**Required work**
Reproduce every line of the entries below verbatim, leaving out the picture markers.

**The input**
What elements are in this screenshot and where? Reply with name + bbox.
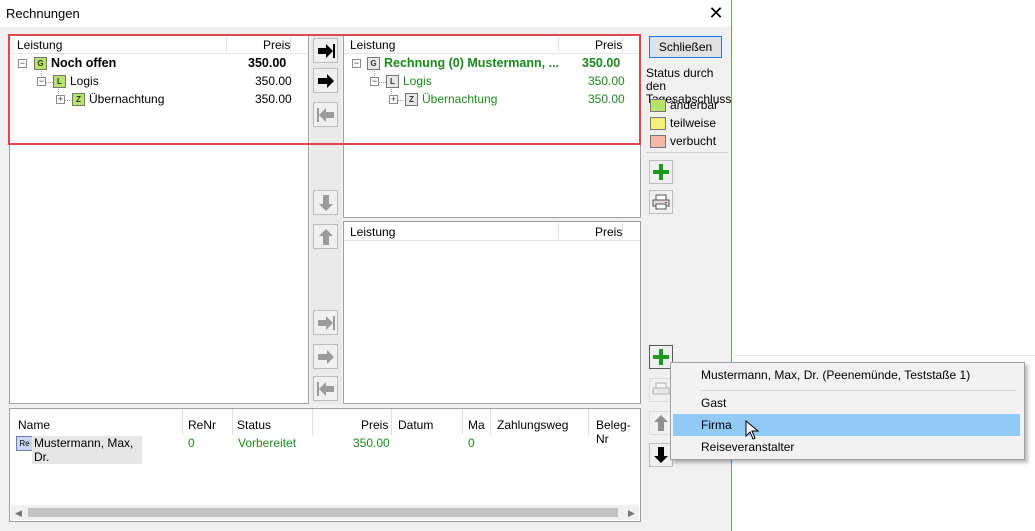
legend-teilweise-swatch — [650, 117, 666, 130]
column-header-zahlungsweg[interactable]: Zahlungsweg — [497, 418, 568, 432]
table-row[interactable]: Re Mustermann, Max, Dr. 0 Vorbereitet 35… — [12, 435, 640, 464]
move-all-right-button-2[interactable] — [313, 310, 338, 335]
sidebar-divider — [646, 152, 728, 153]
schliessen-button[interactable]: Schließen — [649, 36, 722, 58]
row-name: Mustermann, Max, Dr. — [32, 436, 142, 464]
scroll-left-icon[interactable]: ◀ — [15, 508, 22, 519]
arrow-right-icon — [317, 349, 334, 364]
horizontal-scrollbar[interactable]: ◀ ▶ — [11, 505, 639, 520]
menu-item-gast[interactable]: Gast — [673, 392, 1020, 414]
highlight-box — [8, 34, 641, 145]
move-down-button[interactable] — [313, 190, 338, 215]
move-right-button-2[interactable] — [313, 344, 338, 369]
legend-verbucht-swatch — [650, 135, 666, 148]
move-all-right-icon — [317, 315, 335, 330]
legend-aenderbar-swatch — [650, 99, 666, 112]
close-window-button[interactable]: ✕ — [706, 3, 726, 23]
column-header-preis[interactable]: Preis — [595, 225, 622, 239]
menu-separator — [701, 390, 1016, 391]
add-recipient-context-menu: Mustermann, Max, Dr. (Peenemünde, Testst… — [670, 362, 1025, 460]
second-panel-header: Leistung Preis — [344, 222, 640, 241]
menu-item-firma[interactable]: Firma — [673, 414, 1020, 436]
printer-icon — [652, 194, 670, 210]
column-header-name[interactable]: Name — [18, 418, 50, 432]
column-header-leistung[interactable]: Leistung — [350, 225, 395, 239]
row-preis: 350.00 — [353, 436, 390, 450]
move-up-button[interactable] — [313, 224, 338, 249]
invoice-list-table[interactable]: Name ReNr Status Preis Datum Ma Zahlungs… — [9, 408, 641, 522]
print-button[interactable] — [649, 190, 673, 214]
background-line — [734, 355, 1035, 356]
arrow-up-icon — [318, 228, 333, 245]
invoice-list-header: Name ReNr Status Preis Datum Ma Zahlungs… — [10, 409, 640, 446]
row-ma: 0 — [468, 436, 475, 450]
mouse-cursor-icon — [745, 420, 760, 440]
column-header-datum[interactable]: Datum — [398, 418, 433, 432]
scroll-right-icon[interactable]: ▶ — [628, 508, 635, 519]
second-invoice-panel[interactable]: Leistung Preis — [343, 221, 641, 404]
column-header-preis[interactable]: Preis — [361, 418, 388, 432]
plus-icon — [653, 164, 669, 180]
column-header-status[interactable]: Status — [237, 418, 271, 432]
arrow-down-icon — [654, 447, 668, 463]
add-invoice-button[interactable] — [649, 160, 673, 184]
legend-verbucht-label: verbucht — [670, 134, 717, 148]
row-renr: 0 — [188, 436, 195, 450]
scrollbar-thumb[interactable] — [28, 508, 618, 517]
row-status: Vorbereitet — [238, 436, 297, 450]
legend-aenderbar-label: änderbar — [670, 98, 719, 112]
column-header-ma[interactable]: Ma — [468, 418, 485, 432]
plus-icon — [653, 349, 669, 365]
move-all-left-icon — [316, 381, 334, 396]
arrow-up-icon — [654, 415, 668, 431]
arrow-down-icon — [318, 194, 333, 211]
menu-item-guest-address[interactable]: Mustermann, Max, Dr. (Peenemünde, Testst… — [673, 364, 1020, 386]
column-header-renr[interactable]: ReNr — [188, 418, 216, 432]
printer-icon — [652, 382, 670, 395]
menu-item-reiseveranstalter[interactable]: Reiseveranstalter — [673, 436, 1020, 458]
title-bar — [0, 0, 731, 27]
legend-teilweise-label: teilweise — [670, 116, 717, 130]
move-all-left-button-2[interactable] — [313, 376, 338, 401]
window-title: Rechnungen — [6, 6, 80, 21]
invoice-type-badge-icon: Re — [16, 436, 33, 451]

**Exercise solution**
What elements are in this screenshot and where? Reply with name + bbox.
legend-teilweise-swatch — [650, 117, 666, 130]
column-header-zahlungsweg[interactable]: Zahlungsweg — [497, 418, 568, 432]
table-row[interactable]: Re Mustermann, Max, Dr. 0 Vorbereitet 35… — [12, 435, 640, 464]
move-all-right-button-2[interactable] — [313, 310, 338, 335]
sidebar-divider — [646, 152, 728, 153]
schliessen-button[interactable]: Schließen — [649, 36, 722, 58]
row-name: Mustermann, Max, Dr. — [32, 436, 142, 464]
scroll-left-icon[interactable]: ◀ — [15, 508, 22, 519]
arrow-right-icon — [317, 349, 334, 364]
horizontal-scrollbar[interactable]: ◀ ▶ — [11, 505, 639, 520]
menu-item-gast[interactable]: Gast — [673, 392, 1020, 414]
highlight-box — [8, 34, 641, 145]
move-down-button[interactable] — [313, 190, 338, 215]
move-right-button-2[interactable] — [313, 344, 338, 369]
legend-verbucht-swatch — [650, 135, 666, 148]
move-all-right-icon — [317, 315, 335, 330]
legend-aenderbar-swatch — [650, 99, 666, 112]
close-window-button[interactable]: ✕ — [706, 3, 726, 23]
column-header-preis[interactable]: Preis — [595, 225, 622, 239]
menu-separator — [701, 390, 1016, 391]
add-recipient-context-menu: Mustermann, Max, Dr. (Peenemünde, Testst… — [670, 362, 1025, 460]
second-panel-header: Leistung Preis — [344, 222, 640, 241]
menu-item-firma[interactable]: Firma — [673, 414, 1020, 436]
printer-icon — [652, 194, 670, 210]
column-header-name[interactable]: Name — [18, 418, 50, 432]
column-header-leistung[interactable]: Leistung — [350, 225, 395, 239]
row-preis: 350.00 — [353, 436, 390, 450]
move-up-button[interactable] — [313, 224, 338, 249]
invoice-list-table[interactable]: Name ReNr Status Preis Datum Ma Zahlungs… — [9, 408, 641, 522]
print-button[interactable] — [649, 190, 673, 214]
background-line — [734, 355, 1035, 356]
arrow-up-icon — [318, 228, 333, 245]
invoice-list-header: Name ReNr Status Preis Datum Ma Zahlungs… — [10, 409, 640, 446]
row-ma: 0 — [468, 436, 475, 450]
mouse-cursor-icon — [745, 420, 760, 440]
column-header-datum[interactable]: Datum — [398, 418, 433, 432]
scroll-right-icon[interactable]: ▶ — [628, 508, 635, 519]
second-invoice-panel[interactable]: Leistung Preis — [343, 221, 641, 404]
column-header-preis[interactable]: Preis — [361, 418, 388, 432]
plus-icon — [653, 164, 669, 180]
column-header-status[interactable]: Status — [237, 418, 271, 432]
arrow-down-icon — [654, 447, 668, 463]
add-invoice-button[interactable] — [649, 160, 673, 184]
legend-verbucht-label: verbucht — [670, 134, 717, 148]
row-renr: 0 — [188, 436, 195, 450]
scrollbar-thumb[interactable] — [28, 508, 618, 517]
row-status: Vorbereitet — [238, 436, 297, 450]
legend-aenderbar-label: änderbar — [670, 98, 719, 112]
column-header-ma[interactable]: Ma — [468, 418, 485, 432]
plus-icon — [653, 349, 669, 365]
move-all-left-icon — [316, 381, 334, 396]
arrow-up-icon — [654, 415, 668, 431]
arrow-down-icon — [318, 194, 333, 211]
menu-item-guest-address[interactable]: Mustermann, Max, Dr. (Peenemünde, Testst… — [673, 364, 1020, 386]
column-header-renr[interactable]: ReNr — [188, 418, 216, 432]
printer-icon — [652, 382, 670, 395]
menu-item-reiseveranstalter[interactable]: Reiseveranstalter — [673, 436, 1020, 458]
title-bar — [0, 0, 731, 27]
legend-teilweise-label: teilweise — [670, 116, 717, 130]
move-all-left-button-2[interactable] — [313, 376, 338, 401]
window-title: Rechnungen — [6, 6, 80, 21]
invoice-type-badge-icon: Re — [16, 436, 33, 451]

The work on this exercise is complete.